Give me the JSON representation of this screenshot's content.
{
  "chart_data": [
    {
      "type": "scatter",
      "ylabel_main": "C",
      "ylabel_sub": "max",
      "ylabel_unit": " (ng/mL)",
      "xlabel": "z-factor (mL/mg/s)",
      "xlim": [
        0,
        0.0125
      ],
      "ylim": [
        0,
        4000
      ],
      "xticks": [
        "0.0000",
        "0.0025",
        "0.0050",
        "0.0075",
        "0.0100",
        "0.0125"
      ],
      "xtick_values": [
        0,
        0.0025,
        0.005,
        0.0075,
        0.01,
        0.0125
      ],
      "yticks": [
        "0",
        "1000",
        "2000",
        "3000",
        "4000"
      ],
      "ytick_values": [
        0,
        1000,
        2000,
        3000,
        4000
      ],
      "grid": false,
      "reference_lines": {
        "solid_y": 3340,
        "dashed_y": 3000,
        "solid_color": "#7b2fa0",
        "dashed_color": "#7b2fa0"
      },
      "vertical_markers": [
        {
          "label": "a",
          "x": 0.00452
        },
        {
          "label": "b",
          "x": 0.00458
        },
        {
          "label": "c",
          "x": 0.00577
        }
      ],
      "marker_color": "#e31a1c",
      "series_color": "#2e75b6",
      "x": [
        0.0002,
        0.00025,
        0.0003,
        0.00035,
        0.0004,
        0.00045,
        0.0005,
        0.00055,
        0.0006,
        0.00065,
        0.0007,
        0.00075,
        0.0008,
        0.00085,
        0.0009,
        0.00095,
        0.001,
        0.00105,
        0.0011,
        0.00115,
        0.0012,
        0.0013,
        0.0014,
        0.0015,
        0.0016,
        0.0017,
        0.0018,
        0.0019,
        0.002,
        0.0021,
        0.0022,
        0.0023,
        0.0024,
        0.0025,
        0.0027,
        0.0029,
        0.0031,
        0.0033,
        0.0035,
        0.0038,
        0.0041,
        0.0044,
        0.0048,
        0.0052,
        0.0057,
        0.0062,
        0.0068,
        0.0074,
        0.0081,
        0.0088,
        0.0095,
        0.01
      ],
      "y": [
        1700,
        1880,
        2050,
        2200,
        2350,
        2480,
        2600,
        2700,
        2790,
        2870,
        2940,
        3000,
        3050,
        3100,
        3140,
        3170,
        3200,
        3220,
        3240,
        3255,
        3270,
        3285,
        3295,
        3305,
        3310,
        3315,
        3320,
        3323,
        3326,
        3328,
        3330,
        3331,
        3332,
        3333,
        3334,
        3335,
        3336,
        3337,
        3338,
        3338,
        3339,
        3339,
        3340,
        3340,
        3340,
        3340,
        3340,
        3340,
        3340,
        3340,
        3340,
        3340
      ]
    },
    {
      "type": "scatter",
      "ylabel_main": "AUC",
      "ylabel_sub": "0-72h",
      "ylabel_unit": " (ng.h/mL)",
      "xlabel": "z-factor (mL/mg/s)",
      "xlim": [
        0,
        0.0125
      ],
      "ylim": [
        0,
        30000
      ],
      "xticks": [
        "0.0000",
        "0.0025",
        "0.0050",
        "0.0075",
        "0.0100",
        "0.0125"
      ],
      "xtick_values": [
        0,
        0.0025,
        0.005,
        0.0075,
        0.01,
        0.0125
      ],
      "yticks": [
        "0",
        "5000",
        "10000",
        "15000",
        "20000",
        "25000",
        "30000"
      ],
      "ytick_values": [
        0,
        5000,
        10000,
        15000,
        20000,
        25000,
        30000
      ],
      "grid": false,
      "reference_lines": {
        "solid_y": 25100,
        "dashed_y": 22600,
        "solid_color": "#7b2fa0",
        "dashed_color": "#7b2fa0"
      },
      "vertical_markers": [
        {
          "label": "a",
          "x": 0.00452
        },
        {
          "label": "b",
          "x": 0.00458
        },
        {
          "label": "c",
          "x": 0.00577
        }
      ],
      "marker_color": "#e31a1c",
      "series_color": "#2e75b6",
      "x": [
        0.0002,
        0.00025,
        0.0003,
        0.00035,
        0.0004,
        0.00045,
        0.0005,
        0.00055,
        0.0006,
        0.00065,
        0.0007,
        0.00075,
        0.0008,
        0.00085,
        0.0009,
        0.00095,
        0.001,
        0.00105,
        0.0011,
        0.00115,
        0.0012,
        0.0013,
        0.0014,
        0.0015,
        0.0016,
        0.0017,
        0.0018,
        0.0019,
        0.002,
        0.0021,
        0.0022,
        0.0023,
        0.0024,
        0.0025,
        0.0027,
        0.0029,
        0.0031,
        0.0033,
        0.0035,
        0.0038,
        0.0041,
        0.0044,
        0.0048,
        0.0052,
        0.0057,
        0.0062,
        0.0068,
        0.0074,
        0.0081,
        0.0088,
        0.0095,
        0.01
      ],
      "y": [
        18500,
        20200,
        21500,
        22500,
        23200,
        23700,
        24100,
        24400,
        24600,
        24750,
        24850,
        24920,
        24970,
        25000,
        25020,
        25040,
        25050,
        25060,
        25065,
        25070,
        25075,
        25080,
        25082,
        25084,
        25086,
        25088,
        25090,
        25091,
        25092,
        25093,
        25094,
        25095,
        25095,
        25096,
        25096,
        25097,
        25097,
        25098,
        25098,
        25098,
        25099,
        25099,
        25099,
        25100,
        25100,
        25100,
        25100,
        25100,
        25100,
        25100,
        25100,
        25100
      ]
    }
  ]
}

━━━━━━

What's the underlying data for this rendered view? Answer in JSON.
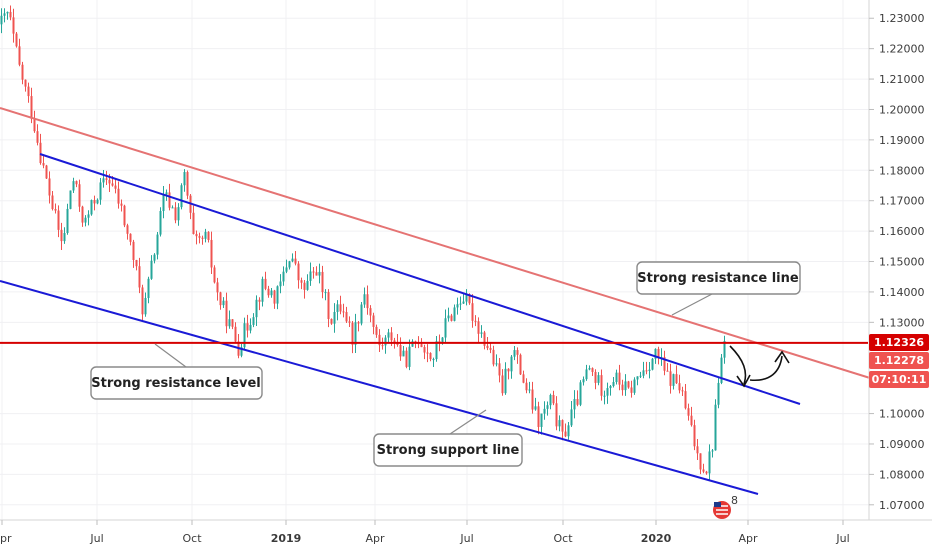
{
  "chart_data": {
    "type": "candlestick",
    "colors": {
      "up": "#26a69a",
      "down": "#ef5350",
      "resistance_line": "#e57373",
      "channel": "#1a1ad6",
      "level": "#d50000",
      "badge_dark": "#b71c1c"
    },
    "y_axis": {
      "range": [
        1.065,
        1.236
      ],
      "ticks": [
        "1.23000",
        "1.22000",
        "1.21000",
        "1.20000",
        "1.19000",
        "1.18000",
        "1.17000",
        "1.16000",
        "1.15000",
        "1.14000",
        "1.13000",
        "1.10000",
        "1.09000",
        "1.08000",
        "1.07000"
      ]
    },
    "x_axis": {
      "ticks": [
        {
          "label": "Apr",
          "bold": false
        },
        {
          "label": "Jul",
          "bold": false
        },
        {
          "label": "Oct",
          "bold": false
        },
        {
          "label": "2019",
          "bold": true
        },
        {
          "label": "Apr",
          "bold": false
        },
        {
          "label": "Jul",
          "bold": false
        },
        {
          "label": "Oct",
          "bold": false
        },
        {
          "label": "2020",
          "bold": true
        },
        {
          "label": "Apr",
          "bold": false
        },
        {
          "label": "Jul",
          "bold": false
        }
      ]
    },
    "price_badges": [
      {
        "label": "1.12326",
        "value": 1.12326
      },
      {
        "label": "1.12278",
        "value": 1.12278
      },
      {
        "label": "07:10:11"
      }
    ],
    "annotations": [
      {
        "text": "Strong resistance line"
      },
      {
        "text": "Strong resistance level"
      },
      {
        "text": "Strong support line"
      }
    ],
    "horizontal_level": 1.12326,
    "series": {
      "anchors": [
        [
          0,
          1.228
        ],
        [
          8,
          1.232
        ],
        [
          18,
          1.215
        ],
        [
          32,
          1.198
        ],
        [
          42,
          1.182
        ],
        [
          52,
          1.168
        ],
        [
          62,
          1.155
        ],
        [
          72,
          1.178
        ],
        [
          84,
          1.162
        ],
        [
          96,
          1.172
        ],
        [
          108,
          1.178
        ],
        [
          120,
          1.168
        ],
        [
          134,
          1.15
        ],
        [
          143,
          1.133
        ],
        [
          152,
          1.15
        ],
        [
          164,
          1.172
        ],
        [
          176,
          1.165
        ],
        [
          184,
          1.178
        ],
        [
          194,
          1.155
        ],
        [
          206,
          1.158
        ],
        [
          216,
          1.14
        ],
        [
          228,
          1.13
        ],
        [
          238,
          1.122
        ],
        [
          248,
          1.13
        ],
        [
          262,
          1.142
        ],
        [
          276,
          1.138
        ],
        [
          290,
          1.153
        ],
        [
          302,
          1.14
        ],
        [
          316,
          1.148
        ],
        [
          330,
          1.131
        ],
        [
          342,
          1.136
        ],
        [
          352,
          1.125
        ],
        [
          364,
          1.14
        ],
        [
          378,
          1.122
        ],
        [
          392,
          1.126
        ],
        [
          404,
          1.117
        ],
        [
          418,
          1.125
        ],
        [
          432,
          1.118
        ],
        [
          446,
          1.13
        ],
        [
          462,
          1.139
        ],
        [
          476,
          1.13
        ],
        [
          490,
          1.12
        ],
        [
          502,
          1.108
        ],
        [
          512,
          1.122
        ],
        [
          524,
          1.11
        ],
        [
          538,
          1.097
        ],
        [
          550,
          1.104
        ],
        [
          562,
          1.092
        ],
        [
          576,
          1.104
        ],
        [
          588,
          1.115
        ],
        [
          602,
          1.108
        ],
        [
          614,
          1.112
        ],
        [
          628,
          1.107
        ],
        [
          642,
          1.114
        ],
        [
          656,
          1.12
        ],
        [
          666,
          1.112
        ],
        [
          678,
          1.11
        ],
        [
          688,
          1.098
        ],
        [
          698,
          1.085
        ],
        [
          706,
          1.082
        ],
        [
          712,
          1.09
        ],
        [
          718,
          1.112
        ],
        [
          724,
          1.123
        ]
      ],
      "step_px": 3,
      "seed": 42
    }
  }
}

━━━━━━

Select every line in the records above that contains the word "JSON".

### Solved exercise
Give me the JSON representation of this screenshot's content.
What's the underlying data for this rendered view? Answer in JSON.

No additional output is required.